:: Information shown

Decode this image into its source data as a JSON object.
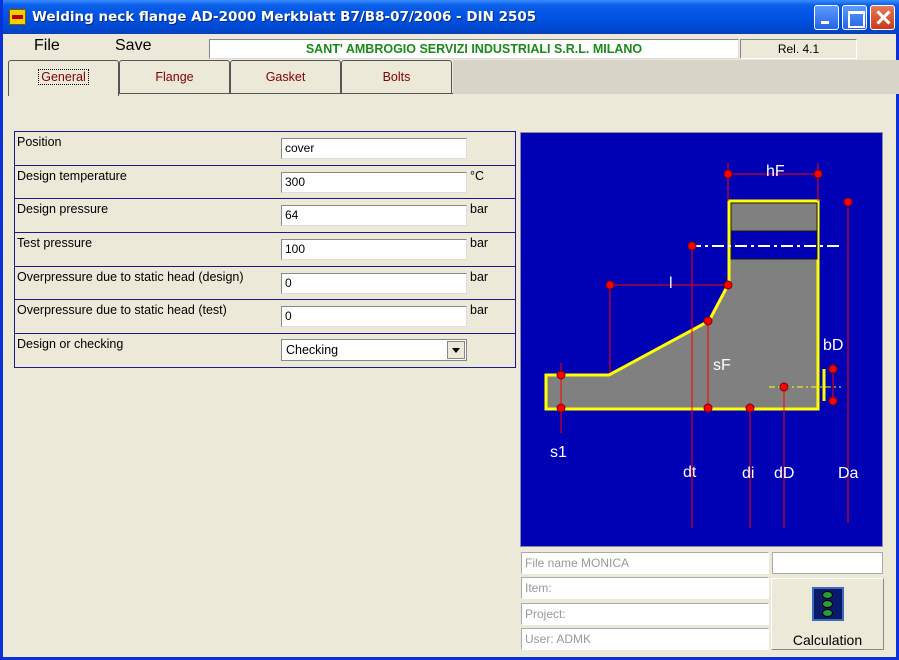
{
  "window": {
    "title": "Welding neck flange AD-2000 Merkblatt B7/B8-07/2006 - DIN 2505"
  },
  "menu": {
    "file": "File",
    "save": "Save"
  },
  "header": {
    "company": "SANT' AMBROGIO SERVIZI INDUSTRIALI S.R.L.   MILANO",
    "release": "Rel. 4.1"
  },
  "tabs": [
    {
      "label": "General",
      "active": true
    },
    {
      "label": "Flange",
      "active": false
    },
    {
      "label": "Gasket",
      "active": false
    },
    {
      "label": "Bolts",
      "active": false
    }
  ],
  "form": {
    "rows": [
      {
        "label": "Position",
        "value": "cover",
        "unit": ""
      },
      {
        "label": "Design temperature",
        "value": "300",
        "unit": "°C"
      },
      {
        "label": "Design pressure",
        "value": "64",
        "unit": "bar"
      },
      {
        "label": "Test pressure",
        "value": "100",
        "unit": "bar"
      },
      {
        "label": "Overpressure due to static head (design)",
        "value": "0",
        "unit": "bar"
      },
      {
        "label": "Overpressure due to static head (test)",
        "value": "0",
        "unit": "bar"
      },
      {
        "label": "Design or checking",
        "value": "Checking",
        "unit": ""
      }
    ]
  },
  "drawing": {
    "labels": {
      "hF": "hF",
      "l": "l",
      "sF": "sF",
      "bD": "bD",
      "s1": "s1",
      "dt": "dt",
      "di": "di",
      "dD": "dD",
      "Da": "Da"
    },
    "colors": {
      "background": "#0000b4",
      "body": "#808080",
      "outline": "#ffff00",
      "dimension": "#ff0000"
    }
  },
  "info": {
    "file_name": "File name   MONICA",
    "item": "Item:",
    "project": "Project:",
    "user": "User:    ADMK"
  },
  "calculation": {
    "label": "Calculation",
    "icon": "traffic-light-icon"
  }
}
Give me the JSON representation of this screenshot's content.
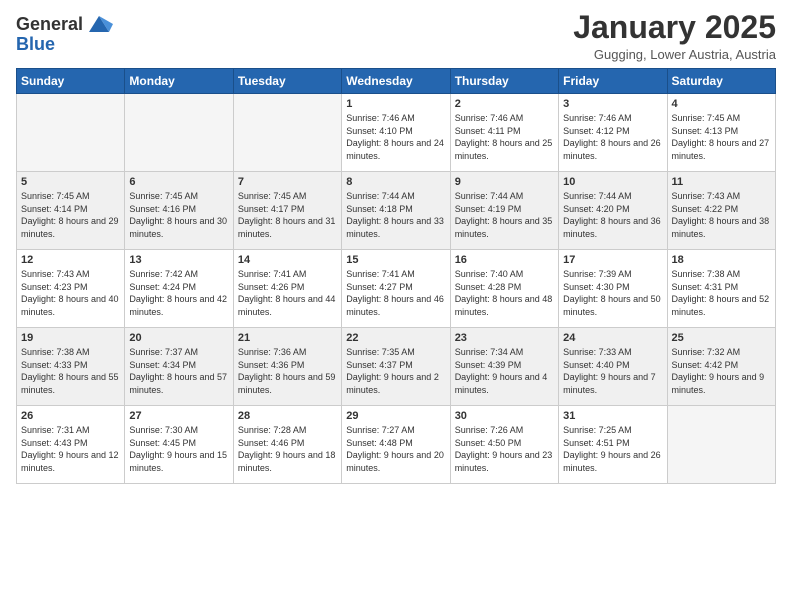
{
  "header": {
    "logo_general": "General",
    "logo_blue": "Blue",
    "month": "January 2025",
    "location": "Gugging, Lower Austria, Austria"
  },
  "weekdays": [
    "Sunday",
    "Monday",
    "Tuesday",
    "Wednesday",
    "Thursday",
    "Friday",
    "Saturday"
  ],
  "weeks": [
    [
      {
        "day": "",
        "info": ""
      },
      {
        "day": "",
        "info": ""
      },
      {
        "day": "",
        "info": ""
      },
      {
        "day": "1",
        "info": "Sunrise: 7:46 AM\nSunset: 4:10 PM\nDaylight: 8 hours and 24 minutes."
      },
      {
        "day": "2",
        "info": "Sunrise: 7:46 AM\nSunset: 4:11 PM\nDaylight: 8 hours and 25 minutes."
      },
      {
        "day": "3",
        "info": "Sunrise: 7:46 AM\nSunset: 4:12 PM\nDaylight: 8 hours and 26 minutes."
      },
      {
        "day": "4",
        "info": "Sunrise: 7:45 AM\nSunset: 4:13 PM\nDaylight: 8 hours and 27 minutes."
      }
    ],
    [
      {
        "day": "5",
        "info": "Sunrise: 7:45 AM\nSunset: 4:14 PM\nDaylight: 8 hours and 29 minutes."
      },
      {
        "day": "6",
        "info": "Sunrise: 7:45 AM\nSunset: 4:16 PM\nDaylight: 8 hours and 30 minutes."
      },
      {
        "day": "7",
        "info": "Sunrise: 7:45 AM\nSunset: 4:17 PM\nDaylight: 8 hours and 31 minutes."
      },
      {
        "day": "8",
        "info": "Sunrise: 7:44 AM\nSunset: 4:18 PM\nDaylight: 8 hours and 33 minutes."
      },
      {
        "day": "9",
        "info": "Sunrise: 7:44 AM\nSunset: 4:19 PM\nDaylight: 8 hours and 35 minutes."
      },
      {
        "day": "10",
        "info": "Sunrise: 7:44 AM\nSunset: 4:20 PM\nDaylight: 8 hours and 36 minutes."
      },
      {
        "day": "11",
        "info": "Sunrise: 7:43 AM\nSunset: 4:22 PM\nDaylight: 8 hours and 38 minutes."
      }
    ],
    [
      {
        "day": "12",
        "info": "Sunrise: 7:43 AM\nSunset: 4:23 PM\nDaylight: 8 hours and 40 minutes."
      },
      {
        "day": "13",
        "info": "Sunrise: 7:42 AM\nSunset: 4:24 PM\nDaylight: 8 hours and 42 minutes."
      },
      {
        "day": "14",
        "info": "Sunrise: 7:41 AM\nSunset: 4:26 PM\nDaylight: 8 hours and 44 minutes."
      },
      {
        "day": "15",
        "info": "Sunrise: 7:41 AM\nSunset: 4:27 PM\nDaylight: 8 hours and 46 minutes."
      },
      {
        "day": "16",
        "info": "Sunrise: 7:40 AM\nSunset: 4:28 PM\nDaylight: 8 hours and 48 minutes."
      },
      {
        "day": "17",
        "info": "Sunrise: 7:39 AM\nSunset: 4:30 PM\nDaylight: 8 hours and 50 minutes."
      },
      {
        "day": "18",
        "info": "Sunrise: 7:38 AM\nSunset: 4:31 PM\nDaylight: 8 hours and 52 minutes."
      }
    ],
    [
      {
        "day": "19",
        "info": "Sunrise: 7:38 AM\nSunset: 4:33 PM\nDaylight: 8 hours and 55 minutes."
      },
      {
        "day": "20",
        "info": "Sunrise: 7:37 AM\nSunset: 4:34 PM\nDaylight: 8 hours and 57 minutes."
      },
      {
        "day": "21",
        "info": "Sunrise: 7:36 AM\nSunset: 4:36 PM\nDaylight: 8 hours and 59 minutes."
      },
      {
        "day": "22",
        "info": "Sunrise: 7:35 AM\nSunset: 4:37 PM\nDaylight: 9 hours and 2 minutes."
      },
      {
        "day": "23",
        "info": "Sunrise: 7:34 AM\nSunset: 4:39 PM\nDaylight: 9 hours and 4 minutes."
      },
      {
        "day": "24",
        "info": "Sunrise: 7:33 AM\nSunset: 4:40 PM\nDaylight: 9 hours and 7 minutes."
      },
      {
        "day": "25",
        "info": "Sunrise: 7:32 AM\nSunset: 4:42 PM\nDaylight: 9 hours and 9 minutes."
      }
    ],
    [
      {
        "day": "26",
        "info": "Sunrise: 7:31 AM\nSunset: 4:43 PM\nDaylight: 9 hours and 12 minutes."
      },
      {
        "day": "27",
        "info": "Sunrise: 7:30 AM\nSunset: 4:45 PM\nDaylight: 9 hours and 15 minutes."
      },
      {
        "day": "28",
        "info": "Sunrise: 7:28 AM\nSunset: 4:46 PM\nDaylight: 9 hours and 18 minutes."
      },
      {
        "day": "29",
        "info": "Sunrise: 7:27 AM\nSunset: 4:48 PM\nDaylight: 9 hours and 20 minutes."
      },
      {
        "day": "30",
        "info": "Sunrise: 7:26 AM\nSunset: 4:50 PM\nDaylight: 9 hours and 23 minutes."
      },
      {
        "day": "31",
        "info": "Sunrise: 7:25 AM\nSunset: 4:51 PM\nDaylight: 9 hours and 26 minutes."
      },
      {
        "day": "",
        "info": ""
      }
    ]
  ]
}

::::

Required task: Find the word "value" in the entries above and gather every line that holds it.

Result below:
        "value": "cover",
        "value": "300",
        "value": "64",
        "value": "100",
        "value": "0",
        "value": "0",
        "value": "Checking",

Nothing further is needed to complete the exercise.